The problem
Look below. Copy each line that has "head" in it.

Supplied records
•••

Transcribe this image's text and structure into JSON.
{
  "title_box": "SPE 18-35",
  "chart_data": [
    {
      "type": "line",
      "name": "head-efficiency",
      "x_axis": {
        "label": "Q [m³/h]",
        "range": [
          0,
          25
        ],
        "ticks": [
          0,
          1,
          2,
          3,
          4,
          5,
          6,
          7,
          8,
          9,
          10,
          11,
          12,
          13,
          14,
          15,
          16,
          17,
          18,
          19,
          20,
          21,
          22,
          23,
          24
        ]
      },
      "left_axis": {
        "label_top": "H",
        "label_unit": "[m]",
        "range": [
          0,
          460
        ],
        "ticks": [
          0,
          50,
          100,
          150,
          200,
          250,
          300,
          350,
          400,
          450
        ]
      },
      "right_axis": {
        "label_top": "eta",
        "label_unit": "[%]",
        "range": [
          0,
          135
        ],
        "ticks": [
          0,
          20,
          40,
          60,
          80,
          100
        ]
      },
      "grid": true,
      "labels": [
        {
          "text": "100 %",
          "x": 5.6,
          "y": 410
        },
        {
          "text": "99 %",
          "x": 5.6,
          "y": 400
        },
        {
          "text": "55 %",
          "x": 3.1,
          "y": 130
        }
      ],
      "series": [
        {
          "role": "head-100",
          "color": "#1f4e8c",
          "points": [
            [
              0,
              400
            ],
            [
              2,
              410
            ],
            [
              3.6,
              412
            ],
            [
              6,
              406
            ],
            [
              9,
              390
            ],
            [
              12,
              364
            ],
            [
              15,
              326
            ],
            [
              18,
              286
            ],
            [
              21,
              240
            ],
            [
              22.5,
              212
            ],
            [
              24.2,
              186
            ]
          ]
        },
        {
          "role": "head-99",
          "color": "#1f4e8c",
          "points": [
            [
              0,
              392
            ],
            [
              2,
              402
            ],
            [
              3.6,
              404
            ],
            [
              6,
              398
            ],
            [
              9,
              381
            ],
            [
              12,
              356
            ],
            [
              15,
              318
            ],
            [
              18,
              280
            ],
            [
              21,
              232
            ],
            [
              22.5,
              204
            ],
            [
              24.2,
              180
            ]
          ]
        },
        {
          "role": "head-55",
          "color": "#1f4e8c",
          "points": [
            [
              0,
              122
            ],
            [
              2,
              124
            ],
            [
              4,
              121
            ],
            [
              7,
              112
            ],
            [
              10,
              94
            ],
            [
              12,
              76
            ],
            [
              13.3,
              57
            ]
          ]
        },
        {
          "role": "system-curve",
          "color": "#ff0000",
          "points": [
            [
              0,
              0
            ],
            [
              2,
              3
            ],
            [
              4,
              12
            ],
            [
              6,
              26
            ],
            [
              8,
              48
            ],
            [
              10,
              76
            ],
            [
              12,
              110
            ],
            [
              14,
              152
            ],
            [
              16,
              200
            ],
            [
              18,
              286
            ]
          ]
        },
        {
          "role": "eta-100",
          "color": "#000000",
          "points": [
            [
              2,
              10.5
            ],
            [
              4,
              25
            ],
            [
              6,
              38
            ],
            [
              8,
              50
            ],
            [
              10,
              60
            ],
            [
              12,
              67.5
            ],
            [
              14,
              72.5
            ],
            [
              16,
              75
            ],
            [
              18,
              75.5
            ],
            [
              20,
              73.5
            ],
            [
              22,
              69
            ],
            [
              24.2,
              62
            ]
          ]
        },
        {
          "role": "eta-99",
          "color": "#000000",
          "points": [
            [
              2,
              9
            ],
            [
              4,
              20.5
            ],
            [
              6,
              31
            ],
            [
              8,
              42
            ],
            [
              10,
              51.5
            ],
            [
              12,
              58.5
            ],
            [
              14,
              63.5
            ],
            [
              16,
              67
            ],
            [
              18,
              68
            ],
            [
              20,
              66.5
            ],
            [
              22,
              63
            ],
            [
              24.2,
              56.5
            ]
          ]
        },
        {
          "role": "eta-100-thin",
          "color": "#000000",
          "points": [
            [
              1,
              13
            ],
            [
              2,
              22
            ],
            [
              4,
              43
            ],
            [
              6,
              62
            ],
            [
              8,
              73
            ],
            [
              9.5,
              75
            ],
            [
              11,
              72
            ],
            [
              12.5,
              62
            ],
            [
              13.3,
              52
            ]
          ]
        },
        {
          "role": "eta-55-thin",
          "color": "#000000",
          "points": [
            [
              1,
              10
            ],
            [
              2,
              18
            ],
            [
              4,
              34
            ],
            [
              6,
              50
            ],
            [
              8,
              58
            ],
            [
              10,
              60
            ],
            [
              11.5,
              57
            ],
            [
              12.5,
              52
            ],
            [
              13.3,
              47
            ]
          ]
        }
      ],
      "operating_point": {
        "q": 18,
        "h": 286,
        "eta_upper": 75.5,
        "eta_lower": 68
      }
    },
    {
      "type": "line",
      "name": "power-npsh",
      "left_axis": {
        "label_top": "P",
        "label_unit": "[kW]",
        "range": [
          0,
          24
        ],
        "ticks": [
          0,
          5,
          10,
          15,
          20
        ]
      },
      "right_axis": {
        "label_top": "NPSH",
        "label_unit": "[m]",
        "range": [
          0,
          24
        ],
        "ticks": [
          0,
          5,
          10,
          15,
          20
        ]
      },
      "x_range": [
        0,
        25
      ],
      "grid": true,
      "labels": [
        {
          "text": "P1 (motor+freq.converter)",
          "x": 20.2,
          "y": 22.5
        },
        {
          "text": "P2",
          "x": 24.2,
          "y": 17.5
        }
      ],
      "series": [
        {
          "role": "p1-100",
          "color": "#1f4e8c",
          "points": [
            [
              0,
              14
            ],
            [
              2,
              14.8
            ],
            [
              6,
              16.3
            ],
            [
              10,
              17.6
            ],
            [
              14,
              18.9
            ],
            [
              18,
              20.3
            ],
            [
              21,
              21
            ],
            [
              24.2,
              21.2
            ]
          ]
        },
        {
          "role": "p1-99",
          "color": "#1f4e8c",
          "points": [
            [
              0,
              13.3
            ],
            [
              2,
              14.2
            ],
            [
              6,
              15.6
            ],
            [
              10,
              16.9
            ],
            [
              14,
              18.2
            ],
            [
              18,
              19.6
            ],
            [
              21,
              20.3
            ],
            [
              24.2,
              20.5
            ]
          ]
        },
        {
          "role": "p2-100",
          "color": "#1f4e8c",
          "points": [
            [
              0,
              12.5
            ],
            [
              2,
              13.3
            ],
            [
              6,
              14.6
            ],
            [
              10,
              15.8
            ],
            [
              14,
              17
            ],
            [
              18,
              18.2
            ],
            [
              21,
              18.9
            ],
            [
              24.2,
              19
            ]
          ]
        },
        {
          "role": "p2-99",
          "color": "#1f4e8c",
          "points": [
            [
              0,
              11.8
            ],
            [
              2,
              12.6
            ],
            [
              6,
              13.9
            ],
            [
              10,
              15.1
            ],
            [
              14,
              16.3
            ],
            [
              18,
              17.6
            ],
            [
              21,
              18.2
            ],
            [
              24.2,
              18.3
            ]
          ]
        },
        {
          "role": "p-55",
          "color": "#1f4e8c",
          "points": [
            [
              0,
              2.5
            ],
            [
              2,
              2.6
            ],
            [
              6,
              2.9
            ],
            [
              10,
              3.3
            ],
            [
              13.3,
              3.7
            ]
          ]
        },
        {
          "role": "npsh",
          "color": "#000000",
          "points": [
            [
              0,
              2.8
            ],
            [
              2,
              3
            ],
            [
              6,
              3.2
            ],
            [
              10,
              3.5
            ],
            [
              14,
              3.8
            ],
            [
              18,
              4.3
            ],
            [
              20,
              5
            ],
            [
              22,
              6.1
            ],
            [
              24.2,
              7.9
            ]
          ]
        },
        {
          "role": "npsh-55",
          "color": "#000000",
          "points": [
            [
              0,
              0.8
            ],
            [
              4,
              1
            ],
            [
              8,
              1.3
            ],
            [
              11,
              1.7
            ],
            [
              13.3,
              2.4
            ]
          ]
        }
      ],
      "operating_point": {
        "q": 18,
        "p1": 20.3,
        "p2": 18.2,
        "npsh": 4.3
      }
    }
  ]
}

•••

Output below
      "name": "head-efficiency",
          "role": "head-100",
          "role": "head-99",
          "role": "head-55",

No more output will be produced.